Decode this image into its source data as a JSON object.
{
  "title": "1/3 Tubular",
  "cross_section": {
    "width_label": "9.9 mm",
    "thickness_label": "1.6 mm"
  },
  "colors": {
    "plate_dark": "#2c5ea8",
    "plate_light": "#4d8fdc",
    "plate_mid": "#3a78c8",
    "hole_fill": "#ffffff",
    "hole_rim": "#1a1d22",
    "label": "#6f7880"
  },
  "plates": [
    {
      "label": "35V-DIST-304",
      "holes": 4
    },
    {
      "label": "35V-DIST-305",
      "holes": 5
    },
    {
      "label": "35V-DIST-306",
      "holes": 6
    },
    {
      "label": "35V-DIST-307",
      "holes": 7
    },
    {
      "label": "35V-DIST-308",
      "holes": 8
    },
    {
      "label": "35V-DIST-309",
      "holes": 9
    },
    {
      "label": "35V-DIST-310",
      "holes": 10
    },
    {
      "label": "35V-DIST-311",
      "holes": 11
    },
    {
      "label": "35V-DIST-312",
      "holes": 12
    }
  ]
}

*-*-*

__PROBLEM DETAILS__.
Print out the whole listing exactly as it appears.

__ANSWER TO THIS PROBLEM__.
Decode this image into its source data as a JSON object.
{
  "title": "1/3 Tubular",
  "cross_section": {
    "width_label": "9.9 mm",
    "thickness_label": "1.6 mm"
  },
  "colors": {
    "plate_dark": "#2c5ea8",
    "plate_light": "#4d8fdc",
    "plate_mid": "#3a78c8",
    "hole_fill": "#ffffff",
    "hole_rim": "#1a1d22",
    "label": "#6f7880"
  },
  "plates": [
    {
      "label": "35V-DIST-304",
      "holes": 4
    },
    {
      "label": "35V-DIST-305",
      "holes": 5
    },
    {
      "label": "35V-DIST-306",
      "holes": 6
    },
    {
      "label": "35V-DIST-307",
      "holes": 7
    },
    {
      "label": "35V-DIST-308",
      "holes": 8
    },
    {
      "label": "35V-DIST-309",
      "holes": 9
    },
    {
      "label": "35V-DIST-310",
      "holes": 10
    },
    {
      "label": "35V-DIST-311",
      "holes": 11
    },
    {
      "label": "35V-DIST-312",
      "holes": 12
    }
  ]
}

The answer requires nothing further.